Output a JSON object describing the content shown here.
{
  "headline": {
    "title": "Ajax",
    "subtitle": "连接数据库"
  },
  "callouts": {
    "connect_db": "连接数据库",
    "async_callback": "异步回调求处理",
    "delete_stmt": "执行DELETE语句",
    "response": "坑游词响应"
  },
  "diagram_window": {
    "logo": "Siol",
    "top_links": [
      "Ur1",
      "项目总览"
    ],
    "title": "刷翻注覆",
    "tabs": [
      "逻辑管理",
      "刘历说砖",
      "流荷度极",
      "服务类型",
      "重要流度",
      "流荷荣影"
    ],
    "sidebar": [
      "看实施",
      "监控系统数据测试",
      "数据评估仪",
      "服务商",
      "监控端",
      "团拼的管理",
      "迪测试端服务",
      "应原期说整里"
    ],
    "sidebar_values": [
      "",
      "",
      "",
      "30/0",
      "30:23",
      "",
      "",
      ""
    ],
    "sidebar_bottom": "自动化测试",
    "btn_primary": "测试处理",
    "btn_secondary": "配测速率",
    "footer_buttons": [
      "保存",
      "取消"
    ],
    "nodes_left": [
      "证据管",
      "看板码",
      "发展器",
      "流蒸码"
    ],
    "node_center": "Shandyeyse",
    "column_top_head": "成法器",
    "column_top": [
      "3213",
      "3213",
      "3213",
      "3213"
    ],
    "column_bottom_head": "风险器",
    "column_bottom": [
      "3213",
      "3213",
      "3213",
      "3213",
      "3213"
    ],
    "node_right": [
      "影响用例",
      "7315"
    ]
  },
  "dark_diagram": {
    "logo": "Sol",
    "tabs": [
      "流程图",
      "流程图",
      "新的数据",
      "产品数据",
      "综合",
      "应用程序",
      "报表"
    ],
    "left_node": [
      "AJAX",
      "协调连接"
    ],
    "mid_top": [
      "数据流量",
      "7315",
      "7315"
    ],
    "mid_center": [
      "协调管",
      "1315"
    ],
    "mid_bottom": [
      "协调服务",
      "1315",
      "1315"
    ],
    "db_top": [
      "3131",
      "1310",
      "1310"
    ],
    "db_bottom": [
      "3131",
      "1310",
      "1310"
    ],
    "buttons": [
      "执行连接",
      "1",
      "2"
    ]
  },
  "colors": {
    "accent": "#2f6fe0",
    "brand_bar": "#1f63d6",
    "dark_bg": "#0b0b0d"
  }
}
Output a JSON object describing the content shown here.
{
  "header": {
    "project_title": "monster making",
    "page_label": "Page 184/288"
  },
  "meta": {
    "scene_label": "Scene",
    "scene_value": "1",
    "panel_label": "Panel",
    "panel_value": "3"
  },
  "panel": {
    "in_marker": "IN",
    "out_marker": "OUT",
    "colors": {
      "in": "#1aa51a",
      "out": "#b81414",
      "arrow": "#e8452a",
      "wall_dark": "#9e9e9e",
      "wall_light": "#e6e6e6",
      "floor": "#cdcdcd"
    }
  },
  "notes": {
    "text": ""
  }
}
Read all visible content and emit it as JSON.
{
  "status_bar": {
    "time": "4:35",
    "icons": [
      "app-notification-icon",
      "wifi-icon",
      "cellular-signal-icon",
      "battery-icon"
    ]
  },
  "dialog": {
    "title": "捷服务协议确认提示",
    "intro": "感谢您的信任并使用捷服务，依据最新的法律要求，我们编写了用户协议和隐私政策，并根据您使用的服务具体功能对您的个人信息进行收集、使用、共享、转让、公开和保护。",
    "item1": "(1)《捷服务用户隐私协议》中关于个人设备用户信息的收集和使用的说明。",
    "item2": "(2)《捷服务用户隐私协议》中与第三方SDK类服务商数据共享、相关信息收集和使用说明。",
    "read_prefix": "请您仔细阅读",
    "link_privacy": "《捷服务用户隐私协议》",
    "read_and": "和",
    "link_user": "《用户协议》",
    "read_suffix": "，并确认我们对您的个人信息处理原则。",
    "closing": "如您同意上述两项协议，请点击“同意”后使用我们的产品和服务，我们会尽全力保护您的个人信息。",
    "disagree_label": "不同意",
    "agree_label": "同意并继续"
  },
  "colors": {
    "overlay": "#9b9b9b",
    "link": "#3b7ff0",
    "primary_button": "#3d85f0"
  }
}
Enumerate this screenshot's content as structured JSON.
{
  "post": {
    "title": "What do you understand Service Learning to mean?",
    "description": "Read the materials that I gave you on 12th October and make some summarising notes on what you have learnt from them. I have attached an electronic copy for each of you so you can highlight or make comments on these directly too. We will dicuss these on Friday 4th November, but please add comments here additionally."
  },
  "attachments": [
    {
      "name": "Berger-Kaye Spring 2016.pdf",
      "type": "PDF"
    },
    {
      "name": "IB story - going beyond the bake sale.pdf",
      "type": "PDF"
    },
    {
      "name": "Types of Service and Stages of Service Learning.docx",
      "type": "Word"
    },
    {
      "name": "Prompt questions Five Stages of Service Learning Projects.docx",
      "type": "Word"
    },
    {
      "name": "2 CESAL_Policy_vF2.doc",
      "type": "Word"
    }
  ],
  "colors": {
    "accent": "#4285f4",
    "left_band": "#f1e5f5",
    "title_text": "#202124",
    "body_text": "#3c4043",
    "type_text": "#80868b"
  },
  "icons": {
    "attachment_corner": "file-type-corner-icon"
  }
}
━━━━━━━━━━━━━━━━━━━━
*Work to do*. Your task is to reproduce all of the records exactly.

*Solved problem*.
Output a JSON object describing the content shown here.
{
  "headline": {
    "title": "Ajax",
    "subtitle": "连接数据库"
  },
  "callouts": {
    "connect_db": "连接数据库",
    "async_callback": "异步回调求处理",
    "delete_stmt": "执行DELETE语句",
    "response": "坑游词响应"
  },
  "diagram_window": {
    "logo": "Siol",
    "top_links": [
      "Ur1",
      "项目总览"
    ],
    "title": "刷翻注覆",
    "tabs": [
      "逻辑管理",
      "刘历说砖",
      "流荷度极",
      "服务类型",
      "重要流度",
      "流荷荣影"
    ],
    "sidebar": [
      "看实施",
      "监控系统数据测试",
      "数据评估仪",
      "服务商",
      "监控端",
      "团拼的管理",
      "迪测试端服务",
      "应原期说整里"
    ],
    "sidebar_values": [
      "",
      "",
      "",
      "30/0",
      "30:23",
      "",
      "",
      ""
    ],
    "sidebar_bottom": "自动化测试",
    "btn_primary": "测试处理",
    "btn_secondary": "配测速率",
    "footer_buttons": [
      "保存",
      "取消"
    ],
    "nodes_left": [
      "证据管",
      "看板码",
      "发展器",
      "流蒸码"
    ],
    "node_center": "Shandyeyse",
    "column_top_head": "成法器",
    "column_top": [
      "3213",
      "3213",
      "3213",
      "3213"
    ],
    "column_bottom_head": "风险器",
    "column_bottom": [
      "3213",
      "3213",
      "3213",
      "3213",
      "3213"
    ],
    "node_right": [
      "影响用例",
      "7315"
    ]
  },
  "dark_diagram": {
    "logo": "Sol",
    "tabs": [
      "流程图",
      "流程图",
      "新的数据",
      "产品数据",
      "综合",
      "应用程序",
      "报表"
    ],
    "left_node": [
      "AJAX",
      "协调连接"
    ],
    "mid_top": [
      "数据流量",
      "7315",
      "7315"
    ],
    "mid_center": [
      "协调管",
      "1315"
    ],
    "mid_bottom": [
      "协调服务",
      "1315",
      "1315"
    ],
    "db_top": [
      "3131",
      "1310",
      "1310"
    ],
    "db_bottom": [
      "3131",
      "1310",
      "1310"
    ],
    "buttons": [
      "执行连接",
      "1",
      "2"
    ]
  },
  "colors": {
    "accent": "#2f6fe0",
    "brand_bar": "#1f63d6",
    "dark_bg": "#0b0b0d"
  }
}
Output a JSON object describing the content shown here.
{
  "header": {
    "project_title": "monster making",
    "page_label": "Page 184/288"
  },
  "meta": {
    "scene_label": "Scene",
    "scene_value": "1",
    "panel_label": "Panel",
    "panel_value": "3"
  },
  "panel": {
    "in_marker": "IN",
    "out_marker": "OUT",
    "colors": {
      "in": "#1aa51a",
      "out": "#b81414",
      "arrow": "#e8452a",
      "wall_dark": "#9e9e9e",
      "wall_light": "#e6e6e6",
      "floor": "#cdcdcd"
    }
  },
  "notes": {
    "text": ""
  }
}
Read all visible content and emit it as JSON.
{
  "status_bar": {
    "time": "4:35",
    "icons": [
      "app-notification-icon",
      "wifi-icon",
      "cellular-signal-icon",
      "battery-icon"
    ]
  },
  "dialog": {
    "title": "捷服务协议确认提示",
    "intro": "感谢您的信任并使用捷服务，依据最新的法律要求，我们编写了用户协议和隐私政策，并根据您使用的服务具体功能对您的个人信息进行收集、使用、共享、转让、公开和保护。",
    "item1": "(1)《捷服务用户隐私协议》中关于个人设备用户信息的收集和使用的说明。",
    "item2": "(2)《捷服务用户隐私协议》中与第三方SDK类服务商数据共享、相关信息收集和使用说明。",
    "read_prefix": "请您仔细阅读",
    "link_privacy": "《捷服务用户隐私协议》",
    "read_and": "和",
    "link_user": "《用户协议》",
    "read_suffix": "，并确认我们对您的个人信息处理原则。",
    "closing": "如您同意上述两项协议，请点击“同意”后使用我们的产品和服务，我们会尽全力保护您的个人信息。",
    "disagree_label": "不同意",
    "agree_label": "同意并继续"
  },
  "colors": {
    "overlay": "#9b9b9b",
    "link": "#3b7ff0",
    "primary_button": "#3d85f0"
  }
}
Enumerate this screenshot's content as structured JSON.
{
  "post": {
    "title": "What do you understand Service Learning to mean?",
    "description": "Read the materials that I gave you on 12th October and make some summarising notes on what you have learnt from them. I have attached an electronic copy for each of you so you can highlight or make comments on these directly too. We will dicuss these on Friday 4th November, but please add comments here additionally."
  },
  "attachments": [
    {
      "name": "Berger-Kaye Spring 2016.pdf",
      "type": "PDF"
    },
    {
      "name": "IB story - going beyond the bake sale.pdf",
      "type": "PDF"
    },
    {
      "name": "Types of Service and Stages of Service Learning.docx",
      "type": "Word"
    },
    {
      "name": "Prompt questions Five Stages of Service Learning Projects.docx",
      "type": "Word"
    },
    {
      "name": "2 CESAL_Policy_vF2.doc",
      "type": "Word"
    }
  ],
  "colors": {
    "accent": "#4285f4",
    "left_band": "#f1e5f5",
    "title_text": "#202124",
    "body_text": "#3c4043",
    "type_text": "#80868b"
  },
  "icons": {
    "attachment_corner": "file-type-corner-icon"
  }
}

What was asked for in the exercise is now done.